### RECORD LIST
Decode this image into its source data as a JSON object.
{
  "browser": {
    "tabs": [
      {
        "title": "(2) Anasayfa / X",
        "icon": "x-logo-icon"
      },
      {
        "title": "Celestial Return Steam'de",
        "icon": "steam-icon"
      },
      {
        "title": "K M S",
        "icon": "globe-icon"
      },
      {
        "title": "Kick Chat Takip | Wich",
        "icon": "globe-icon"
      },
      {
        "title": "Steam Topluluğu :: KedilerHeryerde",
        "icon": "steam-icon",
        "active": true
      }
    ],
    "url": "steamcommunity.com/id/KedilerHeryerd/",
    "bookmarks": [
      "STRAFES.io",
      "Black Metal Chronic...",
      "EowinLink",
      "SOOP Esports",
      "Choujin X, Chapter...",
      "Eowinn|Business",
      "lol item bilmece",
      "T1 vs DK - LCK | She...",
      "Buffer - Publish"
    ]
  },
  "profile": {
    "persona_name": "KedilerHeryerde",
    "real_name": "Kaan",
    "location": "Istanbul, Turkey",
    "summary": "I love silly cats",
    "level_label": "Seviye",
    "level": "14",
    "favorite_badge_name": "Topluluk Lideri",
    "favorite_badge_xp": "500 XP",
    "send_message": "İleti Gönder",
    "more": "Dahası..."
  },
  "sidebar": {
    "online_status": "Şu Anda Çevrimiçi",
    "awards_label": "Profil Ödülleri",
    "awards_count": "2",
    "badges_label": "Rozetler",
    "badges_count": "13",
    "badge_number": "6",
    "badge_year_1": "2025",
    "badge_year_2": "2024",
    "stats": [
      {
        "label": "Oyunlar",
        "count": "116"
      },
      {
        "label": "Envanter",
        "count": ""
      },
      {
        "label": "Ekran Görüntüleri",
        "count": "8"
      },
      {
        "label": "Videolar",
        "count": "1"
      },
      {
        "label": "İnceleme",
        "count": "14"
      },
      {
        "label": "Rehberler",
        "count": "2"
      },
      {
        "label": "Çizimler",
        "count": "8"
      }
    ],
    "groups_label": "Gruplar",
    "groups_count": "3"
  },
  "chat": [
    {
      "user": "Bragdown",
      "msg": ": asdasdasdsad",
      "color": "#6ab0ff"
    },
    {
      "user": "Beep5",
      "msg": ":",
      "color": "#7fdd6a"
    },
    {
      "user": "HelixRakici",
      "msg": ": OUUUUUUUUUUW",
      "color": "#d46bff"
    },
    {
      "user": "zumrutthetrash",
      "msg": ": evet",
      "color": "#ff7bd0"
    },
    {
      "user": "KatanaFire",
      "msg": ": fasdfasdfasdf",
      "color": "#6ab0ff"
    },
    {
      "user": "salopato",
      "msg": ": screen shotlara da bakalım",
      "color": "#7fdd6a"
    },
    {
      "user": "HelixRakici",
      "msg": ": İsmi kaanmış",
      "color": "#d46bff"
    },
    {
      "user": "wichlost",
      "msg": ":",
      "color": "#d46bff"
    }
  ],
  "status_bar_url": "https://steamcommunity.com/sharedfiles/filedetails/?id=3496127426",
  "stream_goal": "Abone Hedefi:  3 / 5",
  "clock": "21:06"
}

### GIVEN INSTRUCTION
Above are the records; retype every one exactly.

### OUTPUT FOR THIS EXERCISE
Decode this image into its source data as a JSON object.
{
  "browser": {
    "tabs": [
      {
        "title": "(2) Anasayfa / X",
        "icon": "x-logo-icon"
      },
      {
        "title": "Celestial Return Steam'de",
        "icon": "steam-icon"
      },
      {
        "title": "K M S",
        "icon": "globe-icon"
      },
      {
        "title": "Kick Chat Takip | Wich",
        "icon": "globe-icon"
      },
      {
        "title": "Steam Topluluğu :: KedilerHeryerde",
        "icon": "steam-icon",
        "active": true
      }
    ],
    "url": "steamcommunity.com/id/KedilerHeryerd/",
    "bookmarks": [
      "STRAFES.io",
      "Black Metal Chronic...",
      "EowinLink",
      "SOOP Esports",
      "Choujin X, Chapter...",
      "Eowinn|Business",
      "lol item bilmece",
      "T1 vs DK - LCK | She...",
      "Buffer - Publish"
    ]
  },
  "profile": {
    "persona_name": "KedilerHeryerde",
    "real_name": "Kaan",
    "location": "Istanbul, Turkey",
    "summary": "I love silly cats",
    "level_label": "Seviye",
    "level": "14",
    "favorite_badge_name": "Topluluk Lideri",
    "favorite_badge_xp": "500 XP",
    "send_message": "İleti Gönder",
    "more": "Dahası..."
  },
  "sidebar": {
    "online_status": "Şu Anda Çevrimiçi",
    "awards_label": "Profil Ödülleri",
    "awards_count": "2",
    "badges_label": "Rozetler",
    "badges_count": "13",
    "badge_number": "6",
    "badge_year_1": "2025",
    "badge_year_2": "2024",
    "stats": [
      {
        "label": "Oyunlar",
        "count": "116"
      },
      {
        "label": "Envanter",
        "count": ""
      },
      {
        "label": "Ekran Görüntüleri",
        "count": "8"
      },
      {
        "label": "Videolar",
        "count": "1"
      },
      {
        "label": "İnceleme",
        "count": "14"
      },
      {
        "label": "Rehberler",
        "count": "2"
      },
      {
        "label": "Çizimler",
        "count": "8"
      }
    ],
    "groups_label": "Gruplar",
    "groups_count": "3"
  },
  "chat": [
    {
      "user": "Bragdown",
      "msg": ": asdasdasdsad",
      "color": "#6ab0ff"
    },
    {
      "user": "Beep5",
      "msg": ":",
      "color": "#7fdd6a"
    },
    {
      "user": "HelixRakici",
      "msg": ": OUUUUUUUUUUW",
      "color": "#d46bff"
    },
    {
      "user": "zumrutthetrash",
      "msg": ": evet",
      "color": "#ff7bd0"
    },
    {
      "user": "KatanaFire",
      "msg": ": fasdfasdfasdf",
      "color": "#6ab0ff"
    },
    {
      "user": "salopato",
      "msg": ": screen shotlara da bakalım",
      "color": "#7fdd6a"
    },
    {
      "user": "HelixRakici",
      "msg": ": İsmi kaanmış",
      "color": "#d46bff"
    },
    {
      "user": "wichlost",
      "msg": ":",
      "color": "#d46bff"
    }
  ],
  "status_bar_url": "https://steamcommunity.com/sharedfiles/filedetails/?id=3496127426",
  "stream_goal": "Abone Hedefi:  3 / 5",
  "clock": "21:06"
}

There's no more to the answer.